(Given exercise)
The entries below should be output exactly as written.

(Items)
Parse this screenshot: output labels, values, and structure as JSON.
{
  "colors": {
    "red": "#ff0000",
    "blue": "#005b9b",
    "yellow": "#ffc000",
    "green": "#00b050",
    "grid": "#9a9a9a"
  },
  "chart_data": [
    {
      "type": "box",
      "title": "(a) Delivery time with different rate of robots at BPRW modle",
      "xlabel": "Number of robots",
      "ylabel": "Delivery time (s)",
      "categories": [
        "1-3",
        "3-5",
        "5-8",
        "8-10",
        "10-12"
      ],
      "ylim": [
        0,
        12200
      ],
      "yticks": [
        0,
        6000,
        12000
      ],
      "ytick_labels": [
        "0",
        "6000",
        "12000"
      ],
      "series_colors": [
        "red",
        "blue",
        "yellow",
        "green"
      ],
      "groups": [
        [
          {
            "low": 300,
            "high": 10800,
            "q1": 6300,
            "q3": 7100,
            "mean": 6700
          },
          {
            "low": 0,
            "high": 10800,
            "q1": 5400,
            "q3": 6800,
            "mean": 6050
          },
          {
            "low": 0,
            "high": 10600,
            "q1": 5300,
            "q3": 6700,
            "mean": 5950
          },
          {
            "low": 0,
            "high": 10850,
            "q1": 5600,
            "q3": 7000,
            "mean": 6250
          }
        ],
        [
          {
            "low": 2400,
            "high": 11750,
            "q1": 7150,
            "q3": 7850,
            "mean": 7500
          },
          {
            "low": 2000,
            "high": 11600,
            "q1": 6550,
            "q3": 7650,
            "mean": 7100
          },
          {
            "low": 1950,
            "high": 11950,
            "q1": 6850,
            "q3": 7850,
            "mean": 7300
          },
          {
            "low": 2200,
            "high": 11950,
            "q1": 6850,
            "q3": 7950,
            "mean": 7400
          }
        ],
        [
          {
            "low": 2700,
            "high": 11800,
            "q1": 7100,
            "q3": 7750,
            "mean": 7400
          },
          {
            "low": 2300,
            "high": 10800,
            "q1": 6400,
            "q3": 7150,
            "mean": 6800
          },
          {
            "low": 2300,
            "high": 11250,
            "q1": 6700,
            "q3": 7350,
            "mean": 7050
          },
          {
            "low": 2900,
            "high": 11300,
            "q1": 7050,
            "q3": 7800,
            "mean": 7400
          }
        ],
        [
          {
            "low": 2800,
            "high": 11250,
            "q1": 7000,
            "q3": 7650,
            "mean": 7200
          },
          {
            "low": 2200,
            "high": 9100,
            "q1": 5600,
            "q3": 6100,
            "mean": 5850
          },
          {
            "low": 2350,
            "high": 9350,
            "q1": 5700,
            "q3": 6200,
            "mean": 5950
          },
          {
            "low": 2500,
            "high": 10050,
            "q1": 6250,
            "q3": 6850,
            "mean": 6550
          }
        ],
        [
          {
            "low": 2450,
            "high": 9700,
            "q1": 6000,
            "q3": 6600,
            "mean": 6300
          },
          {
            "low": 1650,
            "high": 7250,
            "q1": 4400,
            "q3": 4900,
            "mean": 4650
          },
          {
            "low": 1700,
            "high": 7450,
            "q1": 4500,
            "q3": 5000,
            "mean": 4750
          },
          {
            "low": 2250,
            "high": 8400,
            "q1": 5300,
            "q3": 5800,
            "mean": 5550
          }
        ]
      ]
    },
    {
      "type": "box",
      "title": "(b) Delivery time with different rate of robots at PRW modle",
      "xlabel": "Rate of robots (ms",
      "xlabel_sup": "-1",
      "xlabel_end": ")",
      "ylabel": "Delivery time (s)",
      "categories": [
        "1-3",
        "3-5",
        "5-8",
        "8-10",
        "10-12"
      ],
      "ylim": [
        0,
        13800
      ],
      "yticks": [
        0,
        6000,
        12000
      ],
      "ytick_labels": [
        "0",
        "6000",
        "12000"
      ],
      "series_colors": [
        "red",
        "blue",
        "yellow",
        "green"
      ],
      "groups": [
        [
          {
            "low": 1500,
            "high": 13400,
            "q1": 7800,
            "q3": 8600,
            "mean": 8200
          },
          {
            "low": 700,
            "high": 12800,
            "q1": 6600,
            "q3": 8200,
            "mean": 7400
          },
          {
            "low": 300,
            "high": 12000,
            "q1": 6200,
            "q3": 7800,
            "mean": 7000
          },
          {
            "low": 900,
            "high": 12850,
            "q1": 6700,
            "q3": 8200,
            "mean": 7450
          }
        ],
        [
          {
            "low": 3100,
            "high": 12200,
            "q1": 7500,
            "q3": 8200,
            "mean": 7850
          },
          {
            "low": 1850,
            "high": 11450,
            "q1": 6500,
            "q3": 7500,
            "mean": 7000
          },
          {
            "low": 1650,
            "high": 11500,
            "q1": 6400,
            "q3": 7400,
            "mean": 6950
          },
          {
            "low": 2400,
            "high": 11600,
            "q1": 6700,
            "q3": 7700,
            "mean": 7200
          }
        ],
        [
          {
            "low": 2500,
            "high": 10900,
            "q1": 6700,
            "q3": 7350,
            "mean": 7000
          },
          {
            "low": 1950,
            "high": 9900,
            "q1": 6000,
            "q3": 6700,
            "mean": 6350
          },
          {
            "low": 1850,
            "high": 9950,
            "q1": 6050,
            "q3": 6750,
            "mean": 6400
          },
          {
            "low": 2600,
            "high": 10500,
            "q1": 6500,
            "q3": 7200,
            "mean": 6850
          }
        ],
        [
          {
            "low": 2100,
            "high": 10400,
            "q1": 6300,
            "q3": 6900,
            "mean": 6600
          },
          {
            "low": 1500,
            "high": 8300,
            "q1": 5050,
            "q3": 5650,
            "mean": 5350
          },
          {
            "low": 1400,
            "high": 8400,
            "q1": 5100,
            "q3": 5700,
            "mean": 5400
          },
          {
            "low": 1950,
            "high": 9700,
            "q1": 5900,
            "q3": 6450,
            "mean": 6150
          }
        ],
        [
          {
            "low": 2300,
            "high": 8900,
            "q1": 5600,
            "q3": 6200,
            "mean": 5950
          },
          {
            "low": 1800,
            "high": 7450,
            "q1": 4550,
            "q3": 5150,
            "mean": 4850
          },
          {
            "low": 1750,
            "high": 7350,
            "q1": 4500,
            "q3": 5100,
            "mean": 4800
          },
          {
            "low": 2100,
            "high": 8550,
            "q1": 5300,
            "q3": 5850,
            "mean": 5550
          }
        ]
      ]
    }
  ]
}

(Solution to the exercise)
Parse this screenshot: output labels, values, and structure as JSON.
{
  "colors": {
    "red": "#ff0000",
    "blue": "#005b9b",
    "yellow": "#ffc000",
    "green": "#00b050",
    "grid": "#9a9a9a"
  },
  "chart_data": [
    {
      "type": "box",
      "title": "(a) Delivery time with different rate of robots at BPRW modle",
      "xlabel": "Number of robots",
      "ylabel": "Delivery time (s)",
      "categories": [
        "1-3",
        "3-5",
        "5-8",
        "8-10",
        "10-12"
      ],
      "ylim": [
        0,
        12200
      ],
      "yticks": [
        0,
        6000,
        12000
      ],
      "ytick_labels": [
        "0",
        "6000",
        "12000"
      ],
      "series_colors": [
        "red",
        "blue",
        "yellow",
        "green"
      ],
      "groups": [
        [
          {
            "low": 300,
            "high": 10800,
            "q1": 6300,
            "q3": 7100,
            "mean": 6700
          },
          {
            "low": 0,
            "high": 10800,
            "q1": 5400,
            "q3": 6800,
            "mean": 6050
          },
          {
            "low": 0,
            "high": 10600,
            "q1": 5300,
            "q3": 6700,
            "mean": 5950
          },
          {
            "low": 0,
            "high": 10850,
            "q1": 5600,
            "q3": 7000,
            "mean": 6250
          }
        ],
        [
          {
            "low": 2400,
            "high": 11750,
            "q1": 7150,
            "q3": 7850,
            "mean": 7500
          },
          {
            "low": 2000,
            "high": 11600,
            "q1": 6550,
            "q3": 7650,
            "mean": 7100
          },
          {
            "low": 1950,
            "high": 11950,
            "q1": 6850,
            "q3": 7850,
            "mean": 7300
          },
          {
            "low": 2200,
            "high": 11950,
            "q1": 6850,
            "q3": 7950,
            "mean": 7400
          }
        ],
        [
          {
            "low": 2700,
            "high": 11800,
            "q1": 7100,
            "q3": 7750,
            "mean": 7400
          },
          {
            "low": 2300,
            "high": 10800,
            "q1": 6400,
            "q3": 7150,
            "mean": 6800
          },
          {
            "low": 2300,
            "high": 11250,
            "q1": 6700,
            "q3": 7350,
            "mean": 7050
          },
          {
            "low": 2900,
            "high": 11300,
            "q1": 7050,
            "q3": 7800,
            "mean": 7400
          }
        ],
        [
          {
            "low": 2800,
            "high": 11250,
            "q1": 7000,
            "q3": 7650,
            "mean": 7200
          },
          {
            "low": 2200,
            "high": 9100,
            "q1": 5600,
            "q3": 6100,
            "mean": 5850
          },
          {
            "low": 2350,
            "high": 9350,
            "q1": 5700,
            "q3": 6200,
            "mean": 5950
          },
          {
            "low": 2500,
            "high": 10050,
            "q1": 6250,
            "q3": 6850,
            "mean": 6550
          }
        ],
        [
          {
            "low": 2450,
            "high": 9700,
            "q1": 6000,
            "q3": 6600,
            "mean": 6300
          },
          {
            "low": 1650,
            "high": 7250,
            "q1": 4400,
            "q3": 4900,
            "mean": 4650
          },
          {
            "low": 1700,
            "high": 7450,
            "q1": 4500,
            "q3": 5000,
            "mean": 4750
          },
          {
            "low": 2250,
            "high": 8400,
            "q1": 5300,
            "q3": 5800,
            "mean": 5550
          }
        ]
      ]
    },
    {
      "type": "box",
      "title": "(b) Delivery time with different rate of robots at PRW modle",
      "xlabel": "Rate of robots (ms",
      "xlabel_sup": "-1",
      "xlabel_end": ")",
      "ylabel": "Delivery time (s)",
      "categories": [
        "1-3",
        "3-5",
        "5-8",
        "8-10",
        "10-12"
      ],
      "ylim": [
        0,
        13800
      ],
      "yticks": [
        0,
        6000,
        12000
      ],
      "ytick_labels": [
        "0",
        "6000",
        "12000"
      ],
      "series_colors": [
        "red",
        "blue",
        "yellow",
        "green"
      ],
      "groups": [
        [
          {
            "low": 1500,
            "high": 13400,
            "q1": 7800,
            "q3": 8600,
            "mean": 8200
          },
          {
            "low": 700,
            "high": 12800,
            "q1": 6600,
            "q3": 8200,
            "mean": 7400
          },
          {
            "low": 300,
            "high": 12000,
            "q1": 6200,
            "q3": 7800,
            "mean": 7000
          },
          {
            "low": 900,
            "high": 12850,
            "q1": 6700,
            "q3": 8200,
            "mean": 7450
          }
        ],
        [
          {
            "low": 3100,
            "high": 12200,
            "q1": 7500,
            "q3": 8200,
            "mean": 7850
          },
          {
            "low": 1850,
            "high": 11450,
            "q1": 6500,
            "q3": 7500,
            "mean": 7000
          },
          {
            "low": 1650,
            "high": 11500,
            "q1": 6400,
            "q3": 7400,
            "mean": 6950
          },
          {
            "low": 2400,
            "high": 11600,
            "q1": 6700,
            "q3": 7700,
            "mean": 7200
          }
        ],
        [
          {
            "low": 2500,
            "high": 10900,
            "q1": 6700,
            "q3": 7350,
            "mean": 7000
          },
          {
            "low": 1950,
            "high": 9900,
            "q1": 6000,
            "q3": 6700,
            "mean": 6350
          },
          {
            "low": 1850,
            "high": 9950,
            "q1": 6050,
            "q3": 6750,
            "mean": 6400
          },
          {
            "low": 2600,
            "high": 10500,
            "q1": 6500,
            "q3": 7200,
            "mean": 6850
          }
        ],
        [
          {
            "low": 2100,
            "high": 10400,
            "q1": 6300,
            "q3": 6900,
            "mean": 6600
          },
          {
            "low": 1500,
            "high": 8300,
            "q1": 5050,
            "q3": 5650,
            "mean": 5350
          },
          {
            "low": 1400,
            "high": 8400,
            "q1": 5100,
            "q3": 5700,
            "mean": 5400
          },
          {
            "low": 1950,
            "high": 9700,
            "q1": 5900,
            "q3": 6450,
            "mean": 6150
          }
        ],
        [
          {
            "low": 2300,
            "high": 8900,
            "q1": 5600,
            "q3": 6200,
            "mean": 5950
          },
          {
            "low": 1800,
            "high": 7450,
            "q1": 4550,
            "q3": 5150,
            "mean": 4850
          },
          {
            "low": 1750,
            "high": 7350,
            "q1": 4500,
            "q3": 5100,
            "mean": 4800
          },
          {
            "low": 2100,
            "high": 8550,
            "q1": 5300,
            "q3": 5850,
            "mean": 5550
          }
        ]
      ]
    }
  ]
}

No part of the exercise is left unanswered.